* start DATASET RECORDS *

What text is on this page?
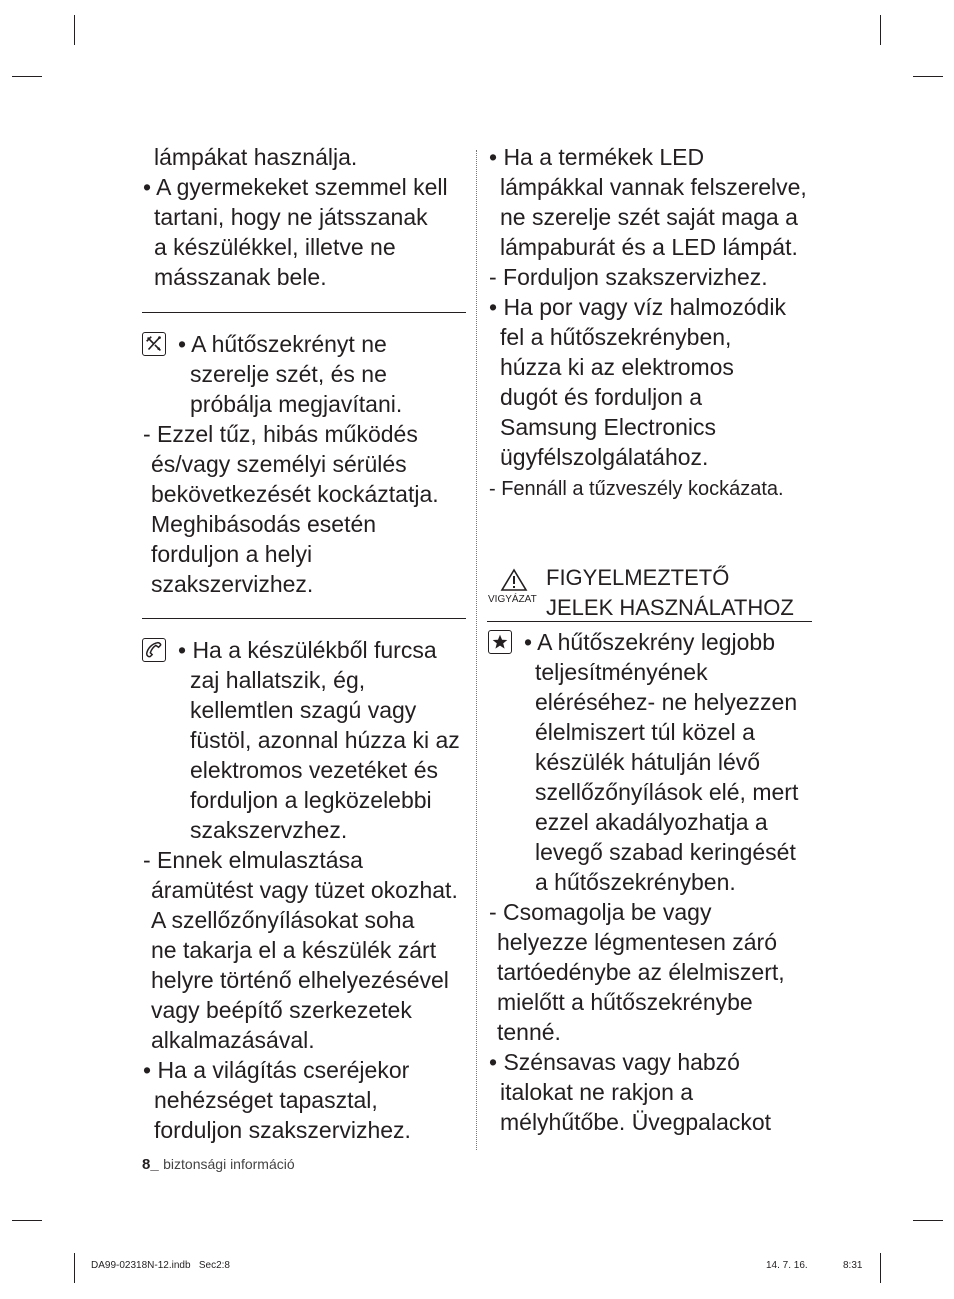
lámpákat használja.
• A gyermekeket szemmel kell
tartani, hogy ne játsszanak
a készülékkel, illetve ne
másszanak bele.
• A hűtőszekrényt ne
szerelje szét, és ne
próbálja megjavítani.
- Ezzel tűz, hibás működés
és/vagy személyi sérülés
bekövetkezését kockáztatja.
Meghibásodás esetén
forduljon a helyi
szakszervizhez.
• Ha a készülékből furcsa
zaj hallatszik, ég,
kellemtlen szagú vagy
füstöl, azonnal húzza ki az
elektromos vezetéket és
forduljon a legközelebbi
szakszervzhez.
- Ennek elmulasztása
áramütést vagy tüzet okozhat.
A szellőzőnyílásokat soha
ne takarja el a készülék zárt
helyre történő elhelyezésével
vagy beépítő szerkezetek
alkalmazásával.
• Ha a világítás cseréjekor
nehézséget tapasztal,
forduljon szakszervizhez.
• Ha a termékek LED
lámpákkal vannak felszerelve,
ne szerelje szét saját maga a
lámpaburát és a LED lámpát.
- Forduljon szakszervizhez.
• Ha por vagy víz halmozódik
fel a hűtőszekrényben,
húzza ki az elektromos
dugót és forduljon a
Samsung Electronics
ügyfélszolgálatához.
- Fennáll a tűzveszély kockázata.
VIGYÁZAT
FIGYELMEZTETŐ
JELEK HASZNÁLATHOZ
• A hűtőszekrény legjobb
teljesítményének
eléréséhez- ne helyezzen
élelmiszert túl közel a
készülék hátulján lévő
szellőzőnyílások elé, mert
ezzel akadályozhatja a
levegő szabad keringését
a hűtőszekrényben.
- Csomagolja be vagy
helyezze légmentesen záró
tartóedénybe az élelmiszert,
mielőtt a hűtőszekrénybe
tenné.
• Szénsavas vagy habzó
italokat ne rakjon a
mélyhűtőbe. Üvegpalackot
8_ biztonsági információ
DA99-02318N-12.indb   Sec2:8	14. 7. 16.	8:31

* end DATASET RECORDS *

PROBLEM DESCRIPTION:
Quote the listing above in full, except for the pictures.

EXERCISE RESULT:
What text is on this page?
lámpákat használja.
• A gyermekeket szemmel kell
tartani, hogy ne játsszanak
a készülékkel, illetve ne
másszanak bele.
• A hűtőszekrényt ne
szerelje szét, és ne
próbálja megjavítani.
- Ezzel tűz, hibás működés
és/vagy személyi sérülés
bekövetkezését kockáztatja.
Meghibásodás esetén
forduljon a helyi
szakszervizhez.
• Ha a készülékből furcsa
zaj hallatszik, ég,
kellemtlen szagú vagy
füstöl, azonnal húzza ki az
elektromos vezetéket és
forduljon a legközelebbi
szakszervzhez.
- Ennek elmulasztása
áramütést vagy tüzet okozhat.
A szellőzőnyílásokat soha
ne takarja el a készülék zárt
helyre történő elhelyezésével
vagy beépítő szerkezetek
alkalmazásával.
• Ha a világítás cseréjekor
nehézséget tapasztal,
forduljon szakszervizhez.
• Ha a termékek LED
lámpákkal vannak felszerelve,
ne szerelje szét saját maga a
lámpaburát és a LED lámpát.
- Forduljon szakszervizhez.
• Ha por vagy víz halmozódik
fel a hűtőszekrényben,
húzza ki az elektromos
dugót és forduljon a
Samsung Electronics
ügyfélszolgálatához.
- Fennáll a tűzveszély kockázata.
VIGYÁZAT
FIGYELMEZTETŐ
JELEK HASZNÁLATHOZ
• A hűtőszekrény legjobb
teljesítményének
eléréséhez- ne helyezzen
élelmiszert túl közel a
készülék hátulján lévő
szellőzőnyílások elé, mert
ezzel akadályozhatja a
levegő szabad keringését
a hűtőszekrényben.
- Csomagolja be vagy
helyezze légmentesen záró
tartóedénybe az élelmiszert,
mielőtt a hűtőszekrénybe
tenné.
• Szénsavas vagy habzó
italokat ne rakjon a
mélyhűtőbe. Üvegpalackot
8_ biztonsági információ
DA99-02318N-12.indb   Sec2:8	14. 7. 16.	8:31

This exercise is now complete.